Reproduce each line exactly, including spacing and punctuation.

DATA SECTION:

== == ==

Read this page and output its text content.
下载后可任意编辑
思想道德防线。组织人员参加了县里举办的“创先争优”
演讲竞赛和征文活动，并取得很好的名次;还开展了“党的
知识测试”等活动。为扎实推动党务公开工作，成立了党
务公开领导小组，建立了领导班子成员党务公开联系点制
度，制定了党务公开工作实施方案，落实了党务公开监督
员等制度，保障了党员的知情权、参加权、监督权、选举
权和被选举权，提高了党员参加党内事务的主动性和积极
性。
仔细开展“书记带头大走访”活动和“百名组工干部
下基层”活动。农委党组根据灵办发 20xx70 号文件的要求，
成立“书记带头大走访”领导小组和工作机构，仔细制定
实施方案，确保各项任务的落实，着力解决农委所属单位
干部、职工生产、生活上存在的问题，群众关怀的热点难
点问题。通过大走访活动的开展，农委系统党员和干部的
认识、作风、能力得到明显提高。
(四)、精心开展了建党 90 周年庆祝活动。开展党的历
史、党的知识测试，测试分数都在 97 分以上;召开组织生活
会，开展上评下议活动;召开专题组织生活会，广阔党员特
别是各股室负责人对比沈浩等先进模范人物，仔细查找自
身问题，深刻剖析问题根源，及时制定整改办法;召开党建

== == ==

REPLY:
Read this page and output its text content.
下载后可任意编辑
思想道德防线。组织人员参加了县里举办的“创先争优”
演讲竞赛和征文活动，并取得很好的名次;还开展了“党的
知识测试”等活动。为扎实推动党务公开工作，成立了党
务公开领导小组，建立了领导班子成员党务公开联系点制
度，制定了党务公开工作实施方案，落实了党务公开监督
员等制度，保障了党员的知情权、参加权、监督权、选举
权和被选举权，提高了党员参加党内事务的主动性和积极
性。
仔细开展“书记带头大走访”活动和“百名组工干部
下基层”活动。农委党组根据灵办发 20xx70 号文件的要求，
成立“书记带头大走访”领导小组和工作机构，仔细制定
实施方案，确保各项任务的落实，着力解决农委所属单位
干部、职工生产、生活上存在的问题，群众关怀的热点难
点问题。通过大走访活动的开展，农委系统党员和干部的
认识、作风、能力得到明显提高。
(四)、精心开展了建党 90 周年庆祝活动。开展党的历
史、党的知识测试，测试分数都在 97 分以上;召开组织生活
会，开展上评下议活动;召开专题组织生活会，广阔党员特
别是各股室负责人对比沈浩等先进模范人物，仔细查找自
身问题，深刻剖析问题根源，及时制定整改办法;召开党建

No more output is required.